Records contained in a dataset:
--- Begin ---

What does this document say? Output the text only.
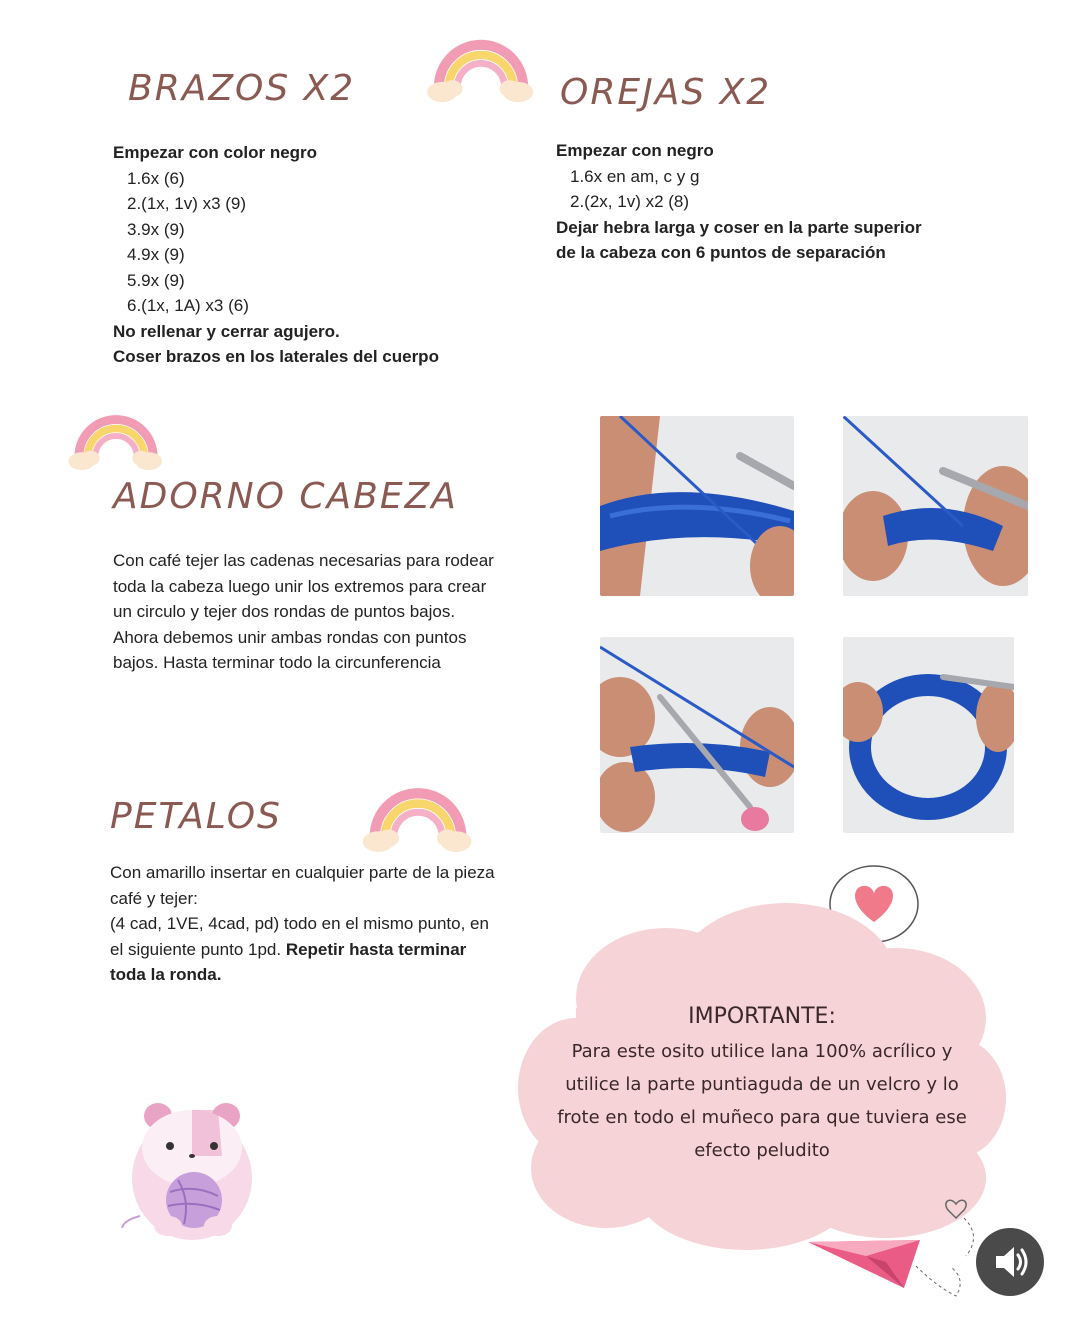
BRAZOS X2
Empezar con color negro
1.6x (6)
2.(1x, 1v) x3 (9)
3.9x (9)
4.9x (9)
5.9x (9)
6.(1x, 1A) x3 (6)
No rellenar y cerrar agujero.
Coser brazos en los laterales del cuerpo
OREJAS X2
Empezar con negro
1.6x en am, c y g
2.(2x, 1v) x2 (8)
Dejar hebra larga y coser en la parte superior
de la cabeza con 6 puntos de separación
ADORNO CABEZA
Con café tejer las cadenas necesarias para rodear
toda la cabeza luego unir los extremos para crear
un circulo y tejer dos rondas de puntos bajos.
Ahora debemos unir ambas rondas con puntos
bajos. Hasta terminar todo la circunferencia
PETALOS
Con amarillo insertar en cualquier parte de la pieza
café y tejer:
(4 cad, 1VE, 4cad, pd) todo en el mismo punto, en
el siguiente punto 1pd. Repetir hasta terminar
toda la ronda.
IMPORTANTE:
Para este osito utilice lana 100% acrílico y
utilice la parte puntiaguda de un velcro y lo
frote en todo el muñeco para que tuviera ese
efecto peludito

--- End ---

• [TASK DETAILS]:
Output all of the entries verbatim, leaving out any images.

• [OUTPUT]:
What does this document say? Output the text only.
BRAZOS X2
Empezar con color negro
1.6x (6)
2.(1x, 1v) x3 (9)
3.9x (9)
4.9x (9)
5.9x (9)
6.(1x, 1A) x3 (6)
No rellenar y cerrar agujero.
Coser brazos en los laterales del cuerpo
OREJAS X2
Empezar con negro
1.6x en am, c y g
2.(2x, 1v) x2 (8)
Dejar hebra larga y coser en la parte superior
de la cabeza con 6 puntos de separación
ADORNO CABEZA
Con café tejer las cadenas necesarias para rodear
toda la cabeza luego unir los extremos para crear
un circulo y tejer dos rondas de puntos bajos.
Ahora debemos unir ambas rondas con puntos
bajos. Hasta terminar todo la circunferencia
PETALOS
Con amarillo insertar en cualquier parte de la pieza
café y tejer:
(4 cad, 1VE, 4cad, pd) todo en el mismo punto, en
el siguiente punto 1pd. Repetir hasta terminar
toda la ronda.
IMPORTANTE:
Para este osito utilice lana 100% acrílico y
utilice la parte puntiaguda de un velcro y lo
frote en todo el muñeco para que tuviera ese
efecto peludito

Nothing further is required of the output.